• [Entries shown]
⟨

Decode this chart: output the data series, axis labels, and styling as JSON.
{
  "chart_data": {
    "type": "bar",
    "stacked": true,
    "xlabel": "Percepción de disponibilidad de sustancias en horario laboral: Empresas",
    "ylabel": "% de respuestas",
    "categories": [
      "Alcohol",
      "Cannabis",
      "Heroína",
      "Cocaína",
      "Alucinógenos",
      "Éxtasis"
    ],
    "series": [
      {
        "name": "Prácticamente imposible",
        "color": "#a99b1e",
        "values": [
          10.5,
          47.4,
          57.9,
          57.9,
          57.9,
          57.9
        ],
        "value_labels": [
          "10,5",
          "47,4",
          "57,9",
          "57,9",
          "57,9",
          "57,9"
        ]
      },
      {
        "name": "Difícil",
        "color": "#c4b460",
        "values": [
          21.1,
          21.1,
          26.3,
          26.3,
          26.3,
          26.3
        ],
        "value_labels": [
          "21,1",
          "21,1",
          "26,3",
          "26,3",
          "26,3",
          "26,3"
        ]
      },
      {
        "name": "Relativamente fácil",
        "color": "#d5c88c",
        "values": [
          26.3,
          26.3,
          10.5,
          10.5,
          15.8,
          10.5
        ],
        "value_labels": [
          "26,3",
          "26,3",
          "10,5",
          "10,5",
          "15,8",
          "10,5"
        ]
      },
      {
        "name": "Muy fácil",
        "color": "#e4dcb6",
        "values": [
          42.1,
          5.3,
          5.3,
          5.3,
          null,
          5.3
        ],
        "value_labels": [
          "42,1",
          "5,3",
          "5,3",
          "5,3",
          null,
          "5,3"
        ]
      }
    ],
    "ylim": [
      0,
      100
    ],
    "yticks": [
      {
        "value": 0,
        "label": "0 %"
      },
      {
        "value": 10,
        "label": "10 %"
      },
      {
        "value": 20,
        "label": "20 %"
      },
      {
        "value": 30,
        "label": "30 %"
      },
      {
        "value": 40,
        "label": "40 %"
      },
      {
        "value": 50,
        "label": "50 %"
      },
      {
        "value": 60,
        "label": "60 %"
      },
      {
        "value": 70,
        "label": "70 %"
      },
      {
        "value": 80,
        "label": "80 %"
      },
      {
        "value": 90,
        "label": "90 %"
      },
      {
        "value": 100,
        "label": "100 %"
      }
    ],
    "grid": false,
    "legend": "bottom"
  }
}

⟩

• [Challenge]
Copy every line of the material, please, keeping it exactly the same.

• [Exercise answer]
Decode this chart: output the data series, axis labels, and styling as JSON.
{
  "chart_data": {
    "type": "bar",
    "stacked": true,
    "xlabel": "Percepción de disponibilidad de sustancias en horario laboral: Empresas",
    "ylabel": "% de respuestas",
    "categories": [
      "Alcohol",
      "Cannabis",
      "Heroína",
      "Cocaína",
      "Alucinógenos",
      "Éxtasis"
    ],
    "series": [
      {
        "name": "Prácticamente imposible",
        "color": "#a99b1e",
        "values": [
          10.5,
          47.4,
          57.9,
          57.9,
          57.9,
          57.9
        ],
        "value_labels": [
          "10,5",
          "47,4",
          "57,9",
          "57,9",
          "57,9",
          "57,9"
        ]
      },
      {
        "name": "Difícil",
        "color": "#c4b460",
        "values": [
          21.1,
          21.1,
          26.3,
          26.3,
          26.3,
          26.3
        ],
        "value_labels": [
          "21,1",
          "21,1",
          "26,3",
          "26,3",
          "26,3",
          "26,3"
        ]
      },
      {
        "name": "Relativamente fácil",
        "color": "#d5c88c",
        "values": [
          26.3,
          26.3,
          10.5,
          10.5,
          15.8,
          10.5
        ],
        "value_labels": [
          "26,3",
          "26,3",
          "10,5",
          "10,5",
          "15,8",
          "10,5"
        ]
      },
      {
        "name": "Muy fácil",
        "color": "#e4dcb6",
        "values": [
          42.1,
          5.3,
          5.3,
          5.3,
          null,
          5.3
        ],
        "value_labels": [
          "42,1",
          "5,3",
          "5,3",
          "5,3",
          null,
          "5,3"
        ]
      }
    ],
    "ylim": [
      0,
      100
    ],
    "yticks": [
      {
        "value": 0,
        "label": "0 %"
      },
      {
        "value": 10,
        "label": "10 %"
      },
      {
        "value": 20,
        "label": "20 %"
      },
      {
        "value": 30,
        "label": "30 %"
      },
      {
        "value": 40,
        "label": "40 %"
      },
      {
        "value": 50,
        "label": "50 %"
      },
      {
        "value": 60,
        "label": "60 %"
      },
      {
        "value": 70,
        "label": "70 %"
      },
      {
        "value": 80,
        "label": "80 %"
      },
      {
        "value": 90,
        "label": "90 %"
      },
      {
        "value": 100,
        "label": "100 %"
      }
    ],
    "grid": false,
    "legend": "bottom"
  }
}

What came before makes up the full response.